→ WORK TO BE COMPLETED
Exactly reproduce each record listed below.

(Source data)
--------------------

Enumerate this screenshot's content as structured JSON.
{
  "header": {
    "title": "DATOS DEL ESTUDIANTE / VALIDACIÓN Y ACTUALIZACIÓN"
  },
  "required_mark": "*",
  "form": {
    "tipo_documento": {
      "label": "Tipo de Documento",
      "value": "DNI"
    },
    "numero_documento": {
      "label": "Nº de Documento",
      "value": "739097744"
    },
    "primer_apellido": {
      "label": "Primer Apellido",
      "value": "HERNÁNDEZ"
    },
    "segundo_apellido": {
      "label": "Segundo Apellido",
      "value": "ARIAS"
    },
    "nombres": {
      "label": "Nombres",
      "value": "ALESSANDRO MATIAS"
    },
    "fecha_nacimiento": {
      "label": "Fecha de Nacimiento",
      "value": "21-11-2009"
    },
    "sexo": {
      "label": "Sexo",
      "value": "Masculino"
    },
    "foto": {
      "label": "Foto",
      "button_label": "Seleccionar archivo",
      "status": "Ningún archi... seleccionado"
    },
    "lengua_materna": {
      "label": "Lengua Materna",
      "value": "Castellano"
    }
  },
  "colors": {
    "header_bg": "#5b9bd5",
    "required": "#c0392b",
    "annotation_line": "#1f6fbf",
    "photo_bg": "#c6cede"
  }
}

--------------------

→ SOLUTION FOR THIS PROBLEM
Enumerate this screenshot's content as structured JSON.
{
  "header": {
    "title": "DATOS DEL ESTUDIANTE / VALIDACIÓN Y ACTUALIZACIÓN"
  },
  "required_mark": "*",
  "form": {
    "tipo_documento": {
      "label": "Tipo de Documento",
      "value": "DNI"
    },
    "numero_documento": {
      "label": "Nº de Documento",
      "value": "739097744"
    },
    "primer_apellido": {
      "label": "Primer Apellido",
      "value": "HERNÁNDEZ"
    },
    "segundo_apellido": {
      "label": "Segundo Apellido",
      "value": "ARIAS"
    },
    "nombres": {
      "label": "Nombres",
      "value": "ALESSANDRO MATIAS"
    },
    "fecha_nacimiento": {
      "label": "Fecha de Nacimiento",
      "value": "21-11-2009"
    },
    "sexo": {
      "label": "Sexo",
      "value": "Masculino"
    },
    "foto": {
      "label": "Foto",
      "button_label": "Seleccionar archivo",
      "status": "Ningún archi... seleccionado"
    },
    "lengua_materna": {
      "label": "Lengua Materna",
      "value": "Castellano"
    }
  },
  "colors": {
    "header_bg": "#5b9bd5",
    "required": "#c0392b",
    "annotation_line": "#1f6fbf",
    "photo_bg": "#c6cede"
  }
}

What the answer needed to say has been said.